Records from a collection:
** begin **

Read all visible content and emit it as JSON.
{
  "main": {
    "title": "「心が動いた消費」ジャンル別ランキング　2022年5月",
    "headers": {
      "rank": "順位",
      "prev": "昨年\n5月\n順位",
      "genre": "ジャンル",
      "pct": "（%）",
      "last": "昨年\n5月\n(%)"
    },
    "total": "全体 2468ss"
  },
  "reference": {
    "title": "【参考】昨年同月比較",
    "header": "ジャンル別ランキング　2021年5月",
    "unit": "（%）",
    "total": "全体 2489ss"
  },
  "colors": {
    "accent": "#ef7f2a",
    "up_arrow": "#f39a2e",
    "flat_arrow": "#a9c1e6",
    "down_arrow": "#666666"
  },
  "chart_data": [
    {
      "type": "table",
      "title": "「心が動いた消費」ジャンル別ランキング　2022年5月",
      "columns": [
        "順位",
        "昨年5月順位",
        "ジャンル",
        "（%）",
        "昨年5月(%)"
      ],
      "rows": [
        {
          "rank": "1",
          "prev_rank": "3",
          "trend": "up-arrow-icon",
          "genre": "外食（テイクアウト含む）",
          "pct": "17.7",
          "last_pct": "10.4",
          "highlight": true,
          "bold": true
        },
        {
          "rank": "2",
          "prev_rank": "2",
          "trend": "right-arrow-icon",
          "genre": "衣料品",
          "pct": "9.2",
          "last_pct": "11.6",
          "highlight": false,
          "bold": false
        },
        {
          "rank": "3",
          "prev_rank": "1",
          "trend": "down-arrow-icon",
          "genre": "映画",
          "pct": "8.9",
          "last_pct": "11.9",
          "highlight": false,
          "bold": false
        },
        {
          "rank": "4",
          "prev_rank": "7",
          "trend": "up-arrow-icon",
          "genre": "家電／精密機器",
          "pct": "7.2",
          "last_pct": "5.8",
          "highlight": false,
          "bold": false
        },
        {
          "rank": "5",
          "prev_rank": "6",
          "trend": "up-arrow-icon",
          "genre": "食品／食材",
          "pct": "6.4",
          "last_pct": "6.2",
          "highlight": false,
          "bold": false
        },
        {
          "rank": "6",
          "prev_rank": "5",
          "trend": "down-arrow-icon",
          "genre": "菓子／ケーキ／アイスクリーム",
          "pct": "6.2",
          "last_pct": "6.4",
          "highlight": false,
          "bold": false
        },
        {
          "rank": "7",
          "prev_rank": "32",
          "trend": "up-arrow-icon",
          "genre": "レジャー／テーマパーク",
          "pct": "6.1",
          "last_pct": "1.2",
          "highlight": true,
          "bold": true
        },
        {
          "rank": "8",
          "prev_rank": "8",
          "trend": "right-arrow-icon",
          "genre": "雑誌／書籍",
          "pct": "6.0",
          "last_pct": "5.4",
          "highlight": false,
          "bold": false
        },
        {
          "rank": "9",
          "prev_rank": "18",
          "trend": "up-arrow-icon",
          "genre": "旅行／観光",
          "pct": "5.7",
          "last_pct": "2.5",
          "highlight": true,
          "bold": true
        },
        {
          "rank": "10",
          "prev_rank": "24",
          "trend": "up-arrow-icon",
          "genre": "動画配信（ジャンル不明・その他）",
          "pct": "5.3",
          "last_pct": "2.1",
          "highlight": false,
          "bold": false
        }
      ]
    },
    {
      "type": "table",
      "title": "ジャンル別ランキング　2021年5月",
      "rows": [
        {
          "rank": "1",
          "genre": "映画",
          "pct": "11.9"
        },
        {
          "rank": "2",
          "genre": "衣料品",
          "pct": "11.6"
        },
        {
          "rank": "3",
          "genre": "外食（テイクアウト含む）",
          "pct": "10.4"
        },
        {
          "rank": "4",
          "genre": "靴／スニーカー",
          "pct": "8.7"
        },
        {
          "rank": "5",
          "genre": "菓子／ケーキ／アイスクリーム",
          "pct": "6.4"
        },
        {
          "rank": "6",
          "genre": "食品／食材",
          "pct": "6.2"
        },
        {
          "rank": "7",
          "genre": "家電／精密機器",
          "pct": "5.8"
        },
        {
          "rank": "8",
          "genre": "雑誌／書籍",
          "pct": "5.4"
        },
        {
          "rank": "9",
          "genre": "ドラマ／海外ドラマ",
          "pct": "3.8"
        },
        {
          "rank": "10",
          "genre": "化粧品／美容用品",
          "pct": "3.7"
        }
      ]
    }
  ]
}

** end **

» **EXERCISE GOAL**: Repeat every line of the data, exactly and in full.

» **OUTPUT OF THE EXERCISE**:
Read all visible content and emit it as JSON.
{
  "main": {
    "title": "「心が動いた消費」ジャンル別ランキング　2022年5月",
    "headers": {
      "rank": "順位",
      "prev": "昨年\n5月\n順位",
      "genre": "ジャンル",
      "pct": "（%）",
      "last": "昨年\n5月\n(%)"
    },
    "total": "全体 2468ss"
  },
  "reference": {
    "title": "【参考】昨年同月比較",
    "header": "ジャンル別ランキング　2021年5月",
    "unit": "（%）",
    "total": "全体 2489ss"
  },
  "colors": {
    "accent": "#ef7f2a",
    "up_arrow": "#f39a2e",
    "flat_arrow": "#a9c1e6",
    "down_arrow": "#666666"
  },
  "chart_data": [
    {
      "type": "table",
      "title": "「心が動いた消費」ジャンル別ランキング　2022年5月",
      "columns": [
        "順位",
        "昨年5月順位",
        "ジャンル",
        "（%）",
        "昨年5月(%)"
      ],
      "rows": [
        {
          "rank": "1",
          "prev_rank": "3",
          "trend": "up-arrow-icon",
          "genre": "外食（テイクアウト含む）",
          "pct": "17.7",
          "last_pct": "10.4",
          "highlight": true,
          "bold": true
        },
        {
          "rank": "2",
          "prev_rank": "2",
          "trend": "right-arrow-icon",
          "genre": "衣料品",
          "pct": "9.2",
          "last_pct": "11.6",
          "highlight": false,
          "bold": false
        },
        {
          "rank": "3",
          "prev_rank": "1",
          "trend": "down-arrow-icon",
          "genre": "映画",
          "pct": "8.9",
          "last_pct": "11.9",
          "highlight": false,
          "bold": false
        },
        {
          "rank": "4",
          "prev_rank": "7",
          "trend": "up-arrow-icon",
          "genre": "家電／精密機器",
          "pct": "7.2",
          "last_pct": "5.8",
          "highlight": false,
          "bold": false
        },
        {
          "rank": "5",
          "prev_rank": "6",
          "trend": "up-arrow-icon",
          "genre": "食品／食材",
          "pct": "6.4",
          "last_pct": "6.2",
          "highlight": false,
          "bold": false
        },
        {
          "rank": "6",
          "prev_rank": "5",
          "trend": "down-arrow-icon",
          "genre": "菓子／ケーキ／アイスクリーム",
          "pct": "6.2",
          "last_pct": "6.4",
          "highlight": false,
          "bold": false
        },
        {
          "rank": "7",
          "prev_rank": "32",
          "trend": "up-arrow-icon",
          "genre": "レジャー／テーマパーク",
          "pct": "6.1",
          "last_pct": "1.2",
          "highlight": true,
          "bold": true
        },
        {
          "rank": "8",
          "prev_rank": "8",
          "trend": "right-arrow-icon",
          "genre": "雑誌／書籍",
          "pct": "6.0",
          "last_pct": "5.4",
          "highlight": false,
          "bold": false
        },
        {
          "rank": "9",
          "prev_rank": "18",
          "trend": "up-arrow-icon",
          "genre": "旅行／観光",
          "pct": "5.7",
          "last_pct": "2.5",
          "highlight": true,
          "bold": true
        },
        {
          "rank": "10",
          "prev_rank": "24",
          "trend": "up-arrow-icon",
          "genre": "動画配信（ジャンル不明・その他）",
          "pct": "5.3",
          "last_pct": "2.1",
          "highlight": false,
          "bold": false
        }
      ]
    },
    {
      "type": "table",
      "title": "ジャンル別ランキング　2021年5月",
      "rows": [
        {
          "rank": "1",
          "genre": "映画",
          "pct": "11.9"
        },
        {
          "rank": "2",
          "genre": "衣料品",
          "pct": "11.6"
        },
        {
          "rank": "3",
          "genre": "外食（テイクアウト含む）",
          "pct": "10.4"
        },
        {
          "rank": "4",
          "genre": "靴／スニーカー",
          "pct": "8.7"
        },
        {
          "rank": "5",
          "genre": "菓子／ケーキ／アイスクリーム",
          "pct": "6.4"
        },
        {
          "rank": "6",
          "genre": "食品／食材",
          "pct": "6.2"
        },
        {
          "rank": "7",
          "genre": "家電／精密機器",
          "pct": "5.8"
        },
        {
          "rank": "8",
          "genre": "雑誌／書籍",
          "pct": "5.4"
        },
        {
          "rank": "9",
          "genre": "ドラマ／海外ドラマ",
          "pct": "3.8"
        },
        {
          "rank": "10",
          "genre": "化粧品／美容用品",
          "pct": "3.7"
        }
      ]
    }
  ]
}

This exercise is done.